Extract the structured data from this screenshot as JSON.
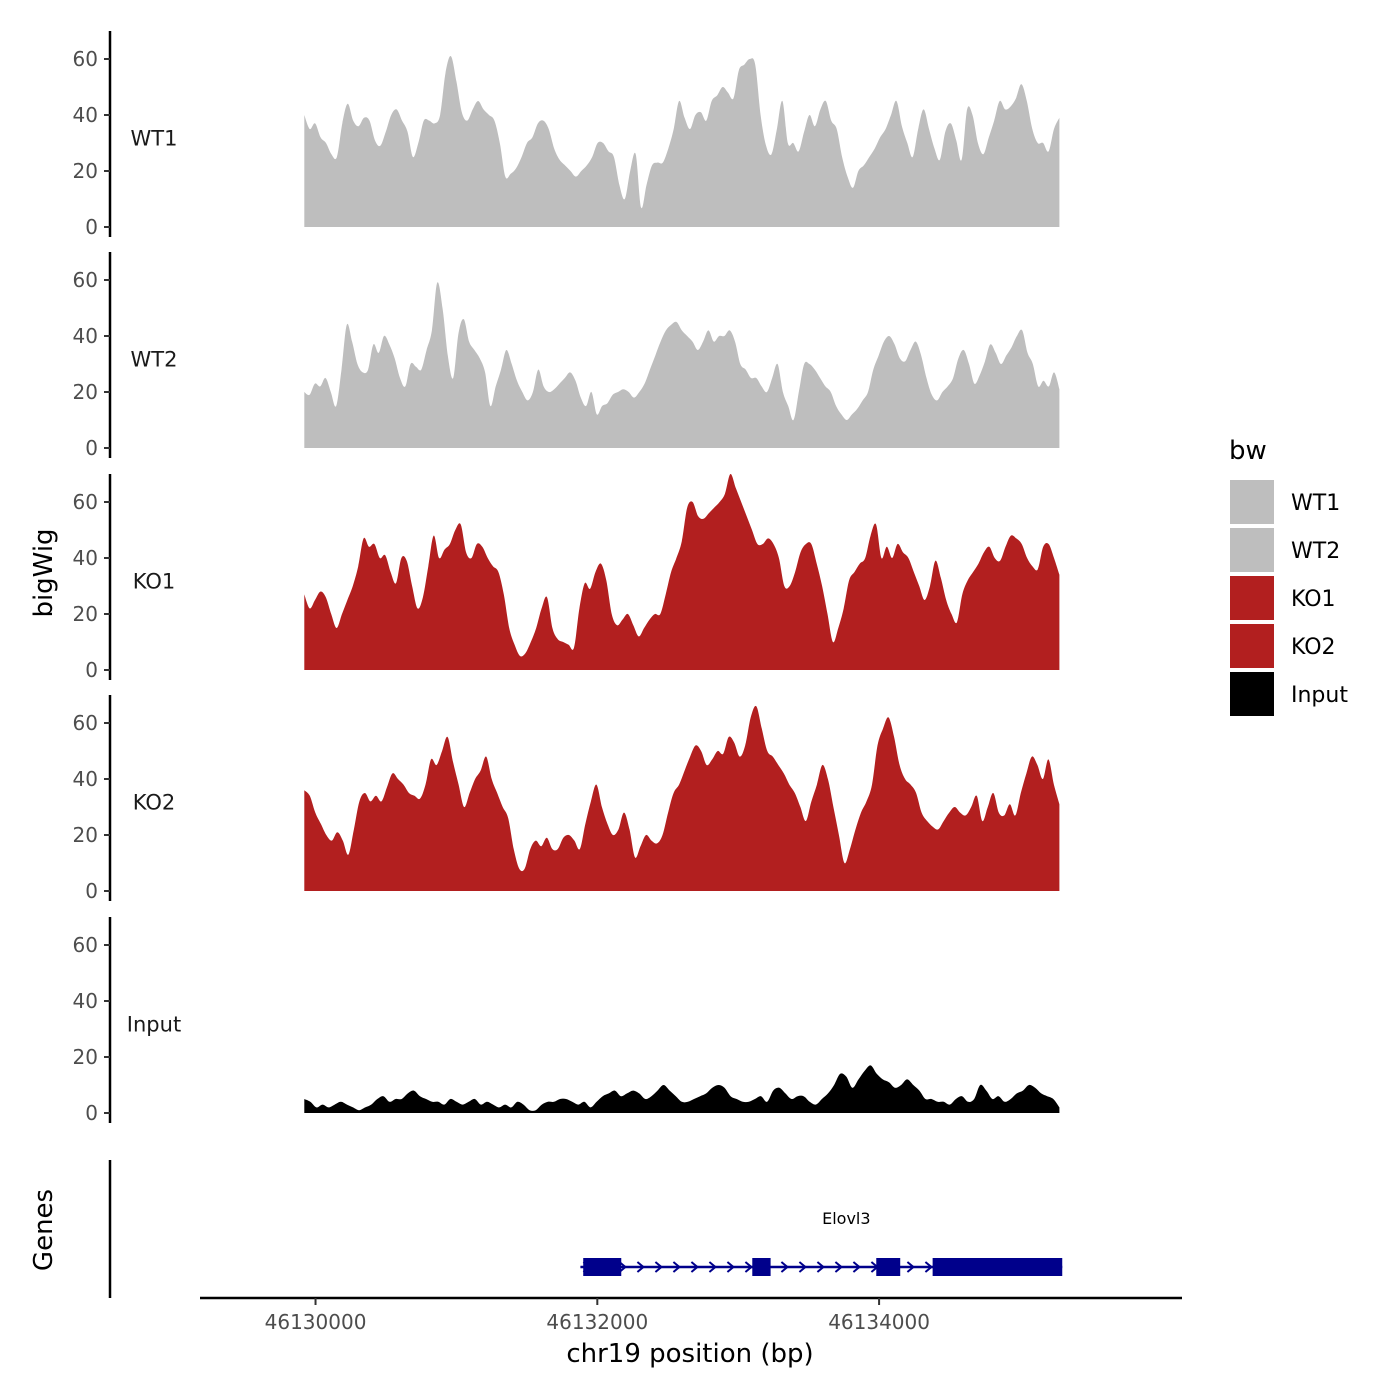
{
  "chart_data": {
    "type": "area",
    "ylabel": "bigWig",
    "xlabel": "chr19 position (bp)",
    "ylim": [
      0,
      70
    ],
    "y_ticks": [
      0,
      20,
      40,
      60
    ],
    "xlim": [
      46129180,
      46136150
    ],
    "x_ticks": [
      46130000,
      46132000,
      46134000
    ],
    "x_tick_labels": [
      "46130000",
      "46132000",
      "46134000"
    ],
    "x_start": 46129920,
    "x_end": 46135280,
    "legend": {
      "title": "bw",
      "position": "right"
    },
    "colors": {
      "WT1": "#bebebe",
      "WT2": "#bebebe",
      "KO1": "#b21f1f",
      "KO2": "#b21f1f",
      "Input": "#000000",
      "gene": "#00008b"
    },
    "series": [
      {
        "name": "WT1",
        "values": [
          40,
          35,
          37,
          32,
          30,
          26,
          25,
          37,
          44,
          38,
          36,
          39,
          38,
          31,
          29,
          34,
          40,
          42,
          38,
          34,
          25,
          30,
          38,
          38,
          37,
          40,
          55,
          61,
          52,
          41,
          38,
          42,
          45,
          42,
          40,
          38,
          30,
          18,
          19,
          21,
          25,
          30,
          32,
          37,
          38,
          35,
          28,
          24,
          22,
          20,
          18,
          20,
          22,
          25,
          30,
          30,
          27,
          25,
          15,
          10,
          20,
          26,
          7,
          15,
          22,
          23,
          23,
          28,
          35,
          45,
          39,
          35,
          40,
          41,
          38,
          45,
          47,
          50,
          48,
          46,
          56,
          58,
          60,
          58,
          40,
          29,
          26,
          35,
          45,
          30,
          30,
          27,
          34,
          40,
          36,
          42,
          45,
          38,
          35,
          25,
          18,
          14,
          20,
          22,
          25,
          28,
          32,
          35,
          40,
          45,
          36,
          30,
          25,
          35,
          42,
          35,
          28,
          24,
          34,
          37,
          31,
          24,
          42,
          40,
          30,
          26,
          32,
          38,
          45,
          42,
          43,
          46,
          51,
          45,
          35,
          30,
          30,
          27,
          35,
          39
        ]
      },
      {
        "name": "WT2",
        "values": [
          20,
          19,
          23,
          22,
          25,
          20,
          15,
          28,
          44,
          38,
          30,
          27,
          28,
          37,
          34,
          40,
          37,
          32,
          25,
          22,
          30,
          29,
          28,
          35,
          42,
          59,
          50,
          33,
          25,
          41,
          46,
          38,
          35,
          32,
          27,
          15,
          22,
          28,
          35,
          30,
          24,
          20,
          17,
          20,
          28,
          22,
          20,
          21,
          23,
          25,
          27,
          24,
          18,
          15,
          20,
          12,
          15,
          16,
          19,
          20,
          21,
          20,
          18,
          20,
          23,
          28,
          33,
          38,
          42,
          44,
          45,
          42,
          40,
          38,
          35,
          38,
          42,
          38,
          40,
          40,
          42,
          38,
          30,
          28,
          25,
          25,
          22,
          20,
          25,
          30,
          20,
          15,
          10,
          20,
          30,
          30,
          28,
          25,
          22,
          20,
          15,
          12,
          10,
          12,
          14,
          17,
          20,
          28,
          33,
          38,
          40,
          37,
          32,
          31,
          35,
          38,
          33,
          25,
          19,
          17,
          20,
          22,
          25,
          32,
          35,
          30,
          23,
          26,
          31,
          37,
          34,
          30,
          33,
          36,
          40,
          42,
          34,
          30,
          22,
          24,
          22,
          27,
          21
        ]
      },
      {
        "name": "KO1",
        "values": [
          27,
          22,
          25,
          28,
          26,
          20,
          15,
          20,
          25,
          30,
          37,
          47,
          44,
          45,
          40,
          41,
          35,
          31,
          40,
          39,
          30,
          22,
          26,
          37,
          48,
          40,
          43,
          45,
          50,
          52,
          42,
          40,
          45,
          44,
          40,
          37,
          35,
          27,
          15,
          9,
          5,
          6,
          10,
          15,
          22,
          26,
          15,
          11,
          10,
          9,
          8,
          22,
          31,
          29,
          35,
          38,
          32,
          20,
          16,
          18,
          20,
          16,
          12,
          15,
          18,
          20,
          20,
          27,
          35,
          40,
          46,
          58,
          60,
          55,
          54,
          56,
          58,
          60,
          63,
          70,
          65,
          60,
          55,
          50,
          45,
          45,
          47,
          45,
          40,
          30,
          30,
          35,
          42,
          45,
          45,
          38,
          30,
          20,
          10,
          15,
          22,
          32,
          35,
          38,
          40,
          48,
          52,
          40,
          44,
          40,
          45,
          42,
          40,
          35,
          30,
          25,
          30,
          39,
          33,
          25,
          20,
          17,
          27,
          32,
          35,
          38,
          42,
          44,
          40,
          39,
          44,
          48,
          47,
          45,
          40,
          37,
          36,
          44,
          45,
          40,
          34
        ]
      },
      {
        "name": "KO2",
        "values": [
          36,
          34,
          28,
          24,
          20,
          18,
          21,
          18,
          13,
          22,
          32,
          35,
          32,
          34,
          32,
          37,
          42,
          40,
          38,
          35,
          34,
          33,
          38,
          47,
          45,
          50,
          55,
          46,
          38,
          30,
          35,
          40,
          43,
          48,
          40,
          35,
          30,
          26,
          15,
          8,
          8,
          15,
          18,
          16,
          19,
          15,
          15,
          19,
          20,
          18,
          15,
          24,
          32,
          38,
          30,
          24,
          20,
          22,
          28,
          22,
          12,
          16,
          20,
          18,
          17,
          20,
          28,
          35,
          38,
          43,
          48,
          52,
          50,
          45,
          47,
          50,
          49,
          55,
          53,
          48,
          52,
          62,
          66,
          58,
          50,
          48,
          45,
          42,
          38,
          35,
          30,
          25,
          32,
          38,
          45,
          40,
          30,
          20,
          10,
          15,
          22,
          28,
          32,
          38,
          52,
          58,
          62,
          55,
          45,
          40,
          38,
          35,
          28,
          25,
          23,
          22,
          25,
          28,
          30,
          28,
          27,
          30,
          34,
          25,
          30,
          35,
          28,
          27,
          31,
          27,
          35,
          42,
          48,
          45,
          40,
          47,
          38,
          31
        ]
      },
      {
        "name": "Input",
        "values": [
          5,
          4,
          2,
          3,
          2,
          3,
          4,
          3,
          2,
          1,
          2,
          3,
          5,
          6,
          4,
          5,
          5,
          7,
          8,
          6,
          5,
          4,
          4,
          3,
          5,
          4,
          3,
          4,
          5,
          3,
          4,
          3,
          2,
          3,
          2,
          4,
          3,
          1,
          1,
          3,
          4,
          4,
          5,
          5,
          4,
          3,
          4,
          2,
          4,
          6,
          7,
          8,
          6,
          7,
          8,
          7,
          5,
          6,
          8,
          10,
          8,
          6,
          4,
          4,
          5,
          6,
          7,
          9,
          10,
          9,
          6,
          5,
          4,
          4,
          5,
          6,
          4,
          8,
          9,
          7,
          5,
          6,
          6,
          4,
          3,
          5,
          7,
          10,
          14,
          13,
          9,
          12,
          15,
          17,
          14,
          12,
          11,
          9,
          10,
          12,
          10,
          8,
          5,
          5,
          4,
          4,
          3,
          5,
          6,
          4,
          5,
          10,
          8,
          5,
          6,
          4,
          5,
          7,
          8,
          10,
          9,
          7,
          6,
          5,
          2
        ]
      }
    ],
    "genes": [
      {
        "name": "Elovl3",
        "strand": "+",
        "start": 46131880,
        "end": 46135300,
        "exons": [
          [
            46131900,
            46132170
          ],
          [
            46133100,
            46133230
          ],
          [
            46133980,
            46134150
          ],
          [
            46134380,
            46135300
          ]
        ]
      }
    ],
    "gene_track_label": "Genes"
  }
}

----

Show all lines from the listing above in which "name" appears.

        "name": "WT1",
        "name": "WT2",
        "name": "KO1",
        "name": "KO2",
        "name": "Input",
        "name": "Elovl3",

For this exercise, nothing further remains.